▶ [Selected passage]:
┏━━
Thursday, June 28, 2012

Today's Little Events 6-27-12

      This morning I did a live interview about this blog and about the FBI raid on my clinic one year ago.  It was recorded at the radio station WSKY/WKTK and will be aired on Saturday and Sunday June 30th and 31st, at 11 pm.  The host, Doug Clifford, had seen my blog and requested that I be on his show.
     "Your blog is three weeks old and already has 1,900 pageviews?!" he exclaimed.  He speculated that "the plight of the solo physician" might be a timely accompaniment to this week's Supreme Court decision on Obamacare.
     In my e-mail today an undisclosed attorney, whom I haven't met,  sent me several admonitory messages after reading my blog.
     "I have no doubt you are innocent of any charges where criminal intent is required," he wrote by way of introduction. "But I strongly urge you to dispense with your blog immediately if it remotely discusses anyone at the U.S. Courthouse."
     "I'm simply telling my story," I wrote back. "I harbor no ill-will toward anyone at the Courthouse.  But I'd like to understand what is going on.  Perhaps someone who reads the blog will have an idea."
     He answered with apparent confidence.  "False, contrived testimony from the prosecution is the foundation of every USA 18 USC I know.  These tactics are part of U.S. Government official operations guidelines."
┗━━
▶ [Tasks to complete]:
a. Repeat, word for word, the part of the blog post that opens with the words "Thursday, June 28, 2012" and closes with "decision on Obamacare.".
b. Pick up the blog post about the radio interview and the attorney's e-mails after its last sentence, and keep writing it.

▶ [Given entries]:
┏━━
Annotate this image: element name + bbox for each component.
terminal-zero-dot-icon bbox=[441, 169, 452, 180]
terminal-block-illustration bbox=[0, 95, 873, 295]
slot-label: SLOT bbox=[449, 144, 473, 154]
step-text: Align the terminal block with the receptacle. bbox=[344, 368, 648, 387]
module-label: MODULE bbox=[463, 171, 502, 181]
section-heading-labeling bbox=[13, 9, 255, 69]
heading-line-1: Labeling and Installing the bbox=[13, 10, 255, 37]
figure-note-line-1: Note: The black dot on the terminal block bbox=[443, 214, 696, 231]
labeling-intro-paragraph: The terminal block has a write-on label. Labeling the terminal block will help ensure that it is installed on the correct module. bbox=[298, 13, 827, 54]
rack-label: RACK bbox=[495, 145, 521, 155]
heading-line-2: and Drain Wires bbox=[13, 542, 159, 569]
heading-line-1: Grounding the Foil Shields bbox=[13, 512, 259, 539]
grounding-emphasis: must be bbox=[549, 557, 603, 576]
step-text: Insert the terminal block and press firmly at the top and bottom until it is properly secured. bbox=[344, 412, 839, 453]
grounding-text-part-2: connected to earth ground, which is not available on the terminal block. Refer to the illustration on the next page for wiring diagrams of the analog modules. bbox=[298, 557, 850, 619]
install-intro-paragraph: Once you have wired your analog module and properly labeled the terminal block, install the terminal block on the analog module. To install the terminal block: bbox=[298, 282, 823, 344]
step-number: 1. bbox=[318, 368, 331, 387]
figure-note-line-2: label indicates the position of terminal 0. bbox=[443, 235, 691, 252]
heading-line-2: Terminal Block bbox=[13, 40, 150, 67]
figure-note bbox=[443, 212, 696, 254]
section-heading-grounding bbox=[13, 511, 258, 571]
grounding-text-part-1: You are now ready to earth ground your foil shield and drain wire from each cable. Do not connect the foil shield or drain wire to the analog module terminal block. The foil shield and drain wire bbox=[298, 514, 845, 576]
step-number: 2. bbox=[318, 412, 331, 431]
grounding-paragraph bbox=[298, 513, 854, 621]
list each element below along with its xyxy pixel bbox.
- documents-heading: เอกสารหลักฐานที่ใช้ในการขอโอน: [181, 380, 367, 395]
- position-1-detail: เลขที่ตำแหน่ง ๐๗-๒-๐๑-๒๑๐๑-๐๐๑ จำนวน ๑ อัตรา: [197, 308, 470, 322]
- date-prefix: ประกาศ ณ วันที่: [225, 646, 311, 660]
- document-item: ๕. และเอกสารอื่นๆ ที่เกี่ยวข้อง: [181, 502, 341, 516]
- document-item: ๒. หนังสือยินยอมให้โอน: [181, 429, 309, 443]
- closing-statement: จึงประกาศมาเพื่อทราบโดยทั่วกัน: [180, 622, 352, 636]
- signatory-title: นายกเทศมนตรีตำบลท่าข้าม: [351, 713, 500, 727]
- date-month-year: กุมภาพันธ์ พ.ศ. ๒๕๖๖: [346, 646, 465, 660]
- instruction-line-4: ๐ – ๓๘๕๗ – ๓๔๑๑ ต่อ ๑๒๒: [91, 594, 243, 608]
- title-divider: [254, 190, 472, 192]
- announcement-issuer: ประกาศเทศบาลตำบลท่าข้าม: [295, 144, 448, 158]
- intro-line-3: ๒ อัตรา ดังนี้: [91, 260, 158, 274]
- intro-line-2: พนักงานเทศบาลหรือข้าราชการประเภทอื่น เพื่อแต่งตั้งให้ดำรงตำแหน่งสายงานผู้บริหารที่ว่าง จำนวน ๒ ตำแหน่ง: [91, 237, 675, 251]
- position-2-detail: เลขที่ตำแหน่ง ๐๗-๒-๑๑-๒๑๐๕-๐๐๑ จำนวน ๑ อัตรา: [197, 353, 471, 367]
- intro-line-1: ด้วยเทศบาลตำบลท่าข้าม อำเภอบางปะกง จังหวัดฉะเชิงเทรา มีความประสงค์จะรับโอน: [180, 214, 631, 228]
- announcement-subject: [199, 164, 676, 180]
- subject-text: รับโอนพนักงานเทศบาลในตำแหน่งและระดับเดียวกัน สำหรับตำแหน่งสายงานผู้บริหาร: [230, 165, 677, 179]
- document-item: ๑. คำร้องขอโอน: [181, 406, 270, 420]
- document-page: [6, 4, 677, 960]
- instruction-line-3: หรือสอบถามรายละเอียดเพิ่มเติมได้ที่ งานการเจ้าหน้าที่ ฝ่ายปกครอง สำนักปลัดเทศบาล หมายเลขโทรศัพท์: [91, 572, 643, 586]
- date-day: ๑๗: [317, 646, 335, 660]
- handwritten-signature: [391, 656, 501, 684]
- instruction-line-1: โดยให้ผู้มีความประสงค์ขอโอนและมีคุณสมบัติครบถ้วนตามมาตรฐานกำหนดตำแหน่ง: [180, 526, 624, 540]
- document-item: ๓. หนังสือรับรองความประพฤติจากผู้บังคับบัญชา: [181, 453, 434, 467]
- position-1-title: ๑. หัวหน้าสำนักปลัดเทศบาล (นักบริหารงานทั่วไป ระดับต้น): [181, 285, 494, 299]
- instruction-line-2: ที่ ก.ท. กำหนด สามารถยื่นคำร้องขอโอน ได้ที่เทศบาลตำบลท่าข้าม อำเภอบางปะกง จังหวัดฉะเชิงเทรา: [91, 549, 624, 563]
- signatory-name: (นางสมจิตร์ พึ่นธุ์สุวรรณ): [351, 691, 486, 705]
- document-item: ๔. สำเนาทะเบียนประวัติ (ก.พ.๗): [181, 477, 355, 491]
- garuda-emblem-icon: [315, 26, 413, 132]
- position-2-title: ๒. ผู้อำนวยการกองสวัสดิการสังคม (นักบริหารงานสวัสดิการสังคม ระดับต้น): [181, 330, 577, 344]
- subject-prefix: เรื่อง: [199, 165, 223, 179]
┗━━
▶ [Responses in order]:
a.
Thursday, June 28, 2012

Today's Little Events 6-27-12

      This morning I did a live interview about this blog and about the FBI raid on my clinic one year ago.  It was recorded at the radio station WSKY/WKTK and will be aired on Saturday and Sunday June 30th and 31st, at 11 pm.  The host, Doug Clifford, had seen my blog and requested that I be on his show.
     "Your blog is three weeks old and already has 1,900 pageviews?!" he exclaimed.  He speculated that "the plight of the solo physician" might be a timely accompaniment to this week's Supreme Court decision on Obamacare.

b.
     I told him that I thought I might be the victim of "false, contrived testimony" by individuals who hope to win a bounty from the government, but that I had faith the truth would prevail.
     His last piece of advice was to "confine comments to the appropriate forum, such as legal pleadings, and/or official complaints to the appropriate government agency."
     That reminded me of a period last year when I thought "appropriate government agencies" might help me.  After all, I abide by the law, pay taxes, vote, and love my country.  I know I have rights, but need help locating them in this particular instance.  I appreciate that I am still permitted to drive wherever I wish, shop, work, eat, and breathe.  But these days I feel sort of terrorized.
     I wrote a letter with a synopsis of the raid and forfeitures of my clinic, and asked for assistance.  I sent it to thirty-eight government officials, including local state representatives in the Florida legislature, my U.S. Senate and House of Representatives delegates, the Governor, Mayor, State Court, Attorney General...even President Obama.
     Only four of my elected public representatives responded--with form letters, all instructing me to find an attorney to give me advice, and wishing me the best.
     I contacted the Civil Liberties Union.  My case was not the type their agents prefer.
     I contacted newspaper journalists, but they wanted to know if there were any other doctors in the same situation.  The Wall Street Journal and New York Times seemed interested, especially if there might be a pattern of government intrusion on medical clinics.  I contacted the Huffington Post and the Galen Institute, but didn't know how to pitch what was happening.  I ran out of places to register "official complaints."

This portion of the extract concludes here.